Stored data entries
▼▼▼
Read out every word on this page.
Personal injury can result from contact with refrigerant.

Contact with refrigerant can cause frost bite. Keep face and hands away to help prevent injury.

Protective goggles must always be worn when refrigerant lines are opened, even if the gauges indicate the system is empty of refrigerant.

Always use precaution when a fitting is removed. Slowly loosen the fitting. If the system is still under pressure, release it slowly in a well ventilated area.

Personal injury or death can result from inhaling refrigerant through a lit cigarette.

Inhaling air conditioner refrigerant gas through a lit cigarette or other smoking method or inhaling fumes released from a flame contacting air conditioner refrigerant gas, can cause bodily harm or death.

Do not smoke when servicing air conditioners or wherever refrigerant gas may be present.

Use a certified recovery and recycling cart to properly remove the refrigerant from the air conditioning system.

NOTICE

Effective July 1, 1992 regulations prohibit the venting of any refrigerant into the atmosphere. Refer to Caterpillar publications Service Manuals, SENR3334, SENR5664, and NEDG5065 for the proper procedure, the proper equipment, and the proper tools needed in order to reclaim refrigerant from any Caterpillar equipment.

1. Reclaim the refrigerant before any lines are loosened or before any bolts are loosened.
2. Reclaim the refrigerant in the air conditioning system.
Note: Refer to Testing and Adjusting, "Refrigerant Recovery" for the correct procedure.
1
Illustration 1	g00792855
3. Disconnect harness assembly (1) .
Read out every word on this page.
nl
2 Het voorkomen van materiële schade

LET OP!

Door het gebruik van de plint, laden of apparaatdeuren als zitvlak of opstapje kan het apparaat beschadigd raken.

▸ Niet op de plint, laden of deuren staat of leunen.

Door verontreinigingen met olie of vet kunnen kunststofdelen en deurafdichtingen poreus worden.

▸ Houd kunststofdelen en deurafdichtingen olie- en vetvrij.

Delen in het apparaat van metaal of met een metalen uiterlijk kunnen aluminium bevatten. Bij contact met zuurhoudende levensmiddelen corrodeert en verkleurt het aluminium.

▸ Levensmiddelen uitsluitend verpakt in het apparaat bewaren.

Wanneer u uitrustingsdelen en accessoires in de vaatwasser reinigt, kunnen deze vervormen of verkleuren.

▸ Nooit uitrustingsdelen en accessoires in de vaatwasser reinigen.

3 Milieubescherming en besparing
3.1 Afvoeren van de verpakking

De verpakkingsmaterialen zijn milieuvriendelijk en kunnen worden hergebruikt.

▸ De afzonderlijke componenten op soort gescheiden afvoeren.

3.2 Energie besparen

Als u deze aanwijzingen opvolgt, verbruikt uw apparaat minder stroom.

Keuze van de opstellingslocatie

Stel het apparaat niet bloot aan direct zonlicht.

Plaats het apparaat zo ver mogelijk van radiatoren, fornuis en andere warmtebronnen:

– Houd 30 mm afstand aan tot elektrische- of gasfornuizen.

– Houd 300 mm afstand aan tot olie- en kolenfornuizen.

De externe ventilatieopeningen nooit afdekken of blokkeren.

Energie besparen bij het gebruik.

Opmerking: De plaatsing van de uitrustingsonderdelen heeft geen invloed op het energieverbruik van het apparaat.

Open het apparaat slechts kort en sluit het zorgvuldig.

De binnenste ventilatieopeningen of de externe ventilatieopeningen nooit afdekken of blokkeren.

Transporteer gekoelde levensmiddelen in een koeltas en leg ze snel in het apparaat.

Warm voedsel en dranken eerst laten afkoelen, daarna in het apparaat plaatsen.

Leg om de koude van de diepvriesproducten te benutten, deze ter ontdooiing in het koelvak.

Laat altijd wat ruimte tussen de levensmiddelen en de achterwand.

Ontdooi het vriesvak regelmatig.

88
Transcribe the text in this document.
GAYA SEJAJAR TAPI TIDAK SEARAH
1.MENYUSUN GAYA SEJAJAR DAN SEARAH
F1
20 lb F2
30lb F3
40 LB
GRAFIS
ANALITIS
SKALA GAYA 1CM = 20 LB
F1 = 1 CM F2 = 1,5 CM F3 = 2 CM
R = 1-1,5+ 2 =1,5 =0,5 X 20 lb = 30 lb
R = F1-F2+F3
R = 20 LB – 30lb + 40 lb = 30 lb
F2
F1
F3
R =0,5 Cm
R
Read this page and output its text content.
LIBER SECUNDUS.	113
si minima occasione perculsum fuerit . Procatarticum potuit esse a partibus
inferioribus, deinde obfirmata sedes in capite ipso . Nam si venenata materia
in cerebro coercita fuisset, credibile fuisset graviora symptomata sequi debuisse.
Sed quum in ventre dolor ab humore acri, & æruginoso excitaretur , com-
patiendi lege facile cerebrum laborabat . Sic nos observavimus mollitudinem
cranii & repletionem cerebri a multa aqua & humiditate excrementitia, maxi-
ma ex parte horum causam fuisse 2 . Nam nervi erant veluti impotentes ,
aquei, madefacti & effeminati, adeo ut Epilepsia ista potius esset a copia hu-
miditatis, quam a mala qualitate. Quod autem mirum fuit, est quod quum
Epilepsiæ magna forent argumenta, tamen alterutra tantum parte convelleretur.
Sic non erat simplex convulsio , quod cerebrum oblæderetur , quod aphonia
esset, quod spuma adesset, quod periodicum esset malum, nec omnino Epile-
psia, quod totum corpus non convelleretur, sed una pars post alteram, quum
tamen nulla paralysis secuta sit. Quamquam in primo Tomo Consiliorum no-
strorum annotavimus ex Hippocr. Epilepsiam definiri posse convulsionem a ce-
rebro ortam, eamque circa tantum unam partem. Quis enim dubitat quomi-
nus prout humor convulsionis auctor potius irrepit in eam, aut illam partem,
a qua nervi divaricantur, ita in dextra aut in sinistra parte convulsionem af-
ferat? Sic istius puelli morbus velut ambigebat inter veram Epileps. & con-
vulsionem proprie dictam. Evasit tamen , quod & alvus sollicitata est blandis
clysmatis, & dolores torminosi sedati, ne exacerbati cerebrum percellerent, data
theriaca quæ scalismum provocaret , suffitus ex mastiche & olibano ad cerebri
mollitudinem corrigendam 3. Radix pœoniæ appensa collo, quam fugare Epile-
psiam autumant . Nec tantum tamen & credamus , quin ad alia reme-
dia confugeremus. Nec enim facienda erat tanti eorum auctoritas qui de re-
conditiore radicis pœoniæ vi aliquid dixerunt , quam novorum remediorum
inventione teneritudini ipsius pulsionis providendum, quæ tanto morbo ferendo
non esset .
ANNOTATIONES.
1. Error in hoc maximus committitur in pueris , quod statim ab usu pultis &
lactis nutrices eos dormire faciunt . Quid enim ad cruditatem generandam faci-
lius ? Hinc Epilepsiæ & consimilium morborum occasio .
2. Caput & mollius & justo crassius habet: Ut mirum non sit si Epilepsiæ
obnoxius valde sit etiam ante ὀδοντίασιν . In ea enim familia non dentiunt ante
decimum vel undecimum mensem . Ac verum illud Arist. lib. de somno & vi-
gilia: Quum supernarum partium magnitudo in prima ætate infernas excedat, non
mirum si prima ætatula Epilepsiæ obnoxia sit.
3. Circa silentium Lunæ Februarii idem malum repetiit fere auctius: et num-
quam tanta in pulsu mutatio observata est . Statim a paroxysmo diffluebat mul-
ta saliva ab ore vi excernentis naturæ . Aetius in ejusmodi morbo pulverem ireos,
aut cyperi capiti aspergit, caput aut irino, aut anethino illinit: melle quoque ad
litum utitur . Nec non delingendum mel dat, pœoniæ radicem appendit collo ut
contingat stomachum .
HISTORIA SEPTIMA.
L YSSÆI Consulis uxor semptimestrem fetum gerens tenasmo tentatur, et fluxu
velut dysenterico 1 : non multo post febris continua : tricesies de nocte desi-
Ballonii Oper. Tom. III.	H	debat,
▲▲▲
Goal
Every line in the data above that contains "Epilepsiæ" needs to be copied.

Output of the exercise
Epilepsiæ magna forent argumenta, tamen alterutra tantum parte convelleretur.
lius ? Hinc Epilepsiæ & consimilium morborum occasio .
2. Caput & mollius & justo crassius habet: Ut mirum non sit si Epilepsiæ
mirum si prima ætatula Epilepsiæ obnoxia sit.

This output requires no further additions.